*Opdracht 1:* Kun je de tekst in twee zinnen samenvatten?
*Opdracht 2:* Kloppen de volgende uitspraken volgens de tekst? (a) Huntington onderscheidde zeven civilisaties. (b) Huntington dacht dat de conflicten voorgeprogrammeerd waren. (c) Volgens Huntington was de kans op conflicten het grootst tussen het Westen en Latijns-Amerika.
*Opdracht 3:* Tegen welk land speelden de Duitse spelers de wedstrijd waarvoor ze zich met de hand voor de mond lieten fotograferen, volgens de tekst?

*Tekst:*
┄┄┄┄┄┄┄┄┄┄

Ruim 25 jaar geleden publiceerde een inmiddels overleden Amerikaanse politicoloog een geruchtmakend boek. Het was een paar jaar na het einde van de Koude Oorlog en intellectuelen aller landen vroegen zich af hoe het met de wereld verder zou gaan.  Betekenden de Val van de Muur in 1989 en de ondergang van het communisme ‘het einde van de geschiedenis’? Mocht de mensheid zich opmaken voor een stralende toekomst? Of lag er toch nog rampspoed in het verschiet?

Samuel Huntington schreef in the Clash of Civilizations (vertaald als Botsende Beschavingen) dat dat de geschiedenis bij lange na niet was afgelopen. Zijn stelling was dat conflicten niet langer ideologisch van aard zouden zijn maar dat de scheidslijnen tussen ‘civilisaties’ zouden lopen. Hij onderscheidde niet minder dan zeven civilisaties plus de nodige mengvormen. En de kans op conflicten was het grootst tussen het Westen en de Chinese wereld en tussen het Westen en de Islam.

(Voor de goede orde: Huntington dacht niet dat die conflicten voorgeprogrammeerd waren, zoals sommige critici beweerden. Economische en geopolitieke belangen bleven een grote rol spelen.)

Huntington waarschuwde ook het belang van mensenrechten in die andere civilisaties niet te overschatten. Die hadden een andere ontwikkeling doorgemaakt en de voor het Westen kenmerkende christendom, renaissance, reformatie, verlichting en ontkerstening niet gekend. Dat maakte die beschavingen niet minder maar wel anders. Daar moesten we in het Westen rekening mee houden.

Door de heisa rond die regenboogarmband in Qatar moest ik denken aan de vermaning van Huntington. In sommige kringen maakt men zich drukker over die armband dan over het voetbal. Daar kan ik wel inkomen. Voetbal is ‘de belangrijkste bijzaak’ in de wereld, zou de Duitse ex-voetballer Uli Hoeness eens hebben gezegd. Andere zaken, met name democratie en mensenrechten, zijn dus voor ons belangrijker. Let wel: voor ons.

Voor hun wedstrijd tegen Japan lieten de Duitse spelers zich voor de traditionele groepsfoto fotograferen met de hand voor de mond. Dat was een lange neus richting de FIFA die het dragen van die armband had verboden. Zij lieten zich niet monddood maken. Met dat gebaar oogstte die ‘Nationalelf’ veel respect. In de talkshows kwam menigeen vertellen dat het Duitse voorbeeld navolging verdient of minstens tot een eigen protest moet ‘inspireren’. In de Westerse sociale media regende het complimenten. Maar neem van mij aan dat Duitse fans toch liever hadden gezien dat de Mannschaft had gewonnen.

┄┄┄┄┄┄┄┄┄┄

*Gegeven informatie:*
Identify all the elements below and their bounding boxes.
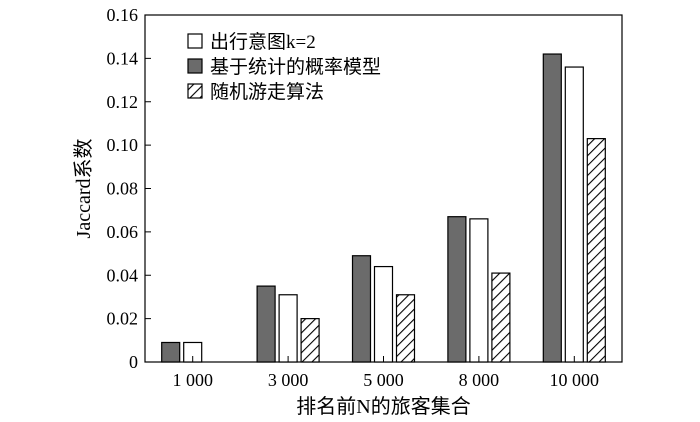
x-tick-label: 5 000 xyxy=(363,370,404,390)
bar-hatch-1 xyxy=(300,318,320,363)
x-tick-label: 10 000 xyxy=(550,370,600,390)
legend-swatch-hatch xyxy=(187,83,203,99)
bar-gray-3 xyxy=(447,216,467,363)
bar-white-1 xyxy=(278,294,298,363)
legend-swatch-white xyxy=(187,33,203,49)
y-tick-label: 0.04 xyxy=(107,265,139,285)
x-tick-label: 1 000 xyxy=(172,370,213,390)
legend-label: 随机游走算法 xyxy=(210,81,324,103)
bar-white-3 xyxy=(469,218,489,363)
y-tick-label: 0.02 xyxy=(107,309,139,329)
y-tick-label: 0.06 xyxy=(107,222,139,242)
x-axis-label: 排名前N的旅客集合 xyxy=(296,395,470,418)
y-axis-label: Jaccard系数 xyxy=(72,139,95,239)
bar-hatch-3 xyxy=(491,272,511,363)
bar-hatch-4 xyxy=(586,138,606,363)
x-tick-label: 8 000 xyxy=(459,370,500,390)
x-tick-label: 3 000 xyxy=(268,370,309,390)
bar-gray-2 xyxy=(351,255,372,363)
bar-gray-0 xyxy=(161,341,181,363)
y-tick-label: 0.16 xyxy=(107,5,139,25)
bar-gray-4 xyxy=(542,53,562,363)
legend-label: 出行意图k=2 xyxy=(210,31,316,53)
bar-white-4 xyxy=(564,66,584,363)
y-tick-label: 0.08 xyxy=(107,179,139,199)
legend-swatch-gray xyxy=(187,58,203,74)
y-tick-label: 0.14 xyxy=(107,48,139,68)
y-tick-label: 0 xyxy=(129,352,138,372)
bar-white-2 xyxy=(373,265,394,363)
y-tick-label: 0.10 xyxy=(107,135,139,155)
bar-hatch-2 xyxy=(395,294,416,363)
legend-label: 基于统计的概率模型 xyxy=(210,56,381,78)
y-tick-label: 0.12 xyxy=(107,92,139,112)
bar-gray-1 xyxy=(256,285,276,363)
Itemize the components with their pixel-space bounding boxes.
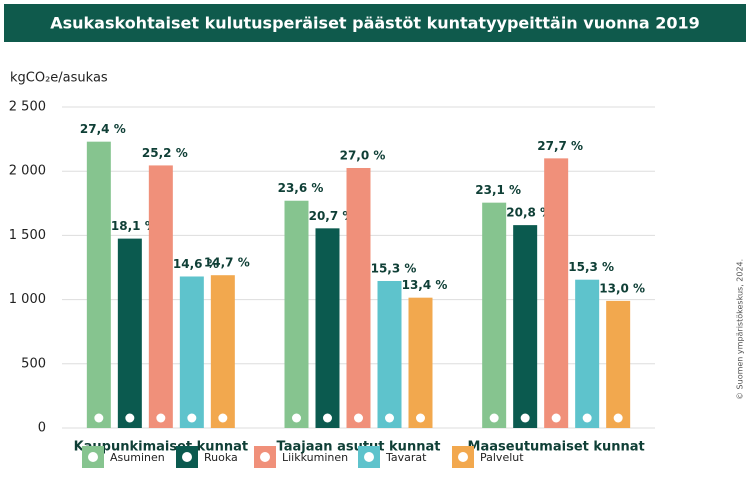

┄┄┄┄┄┄┄┄┄┄

*Schriftelijk antwoord 1:* Huntington stelde ruim 25 jaar geleden in Botsende Beschavingen dat conflicten na de Koude Oorlog niet langer ideologisch zouden zijn maar langs scheidslijnen tussen civilisaties zouden lopen, en hij waarschuwde het belang van mensenrechten in andere civilisaties niet te overschatten. De tekst verbindt die vermaning met de heisa rond de door de FIFA verboden regenboogarmband in Qatar, waarop de Duitse spelers reageerden door zich met de hand voor de mond te laten fotograferen.

*Schriftelijk antwoord 2:*
(a) Ja: "Hij onderscheidde niet minder dan zeven civilisaties plus de nodige mengvormen."
(b) Nee: "Huntington dacht niet dat die conflicten voorgeprogrammeerd waren"
(c) Nee: "de kans op conflicten was het grootst tussen het Westen en de Chinese wereld en tussen het Westen en de Islam."

*Schriftelijk antwoord 3:* Japan.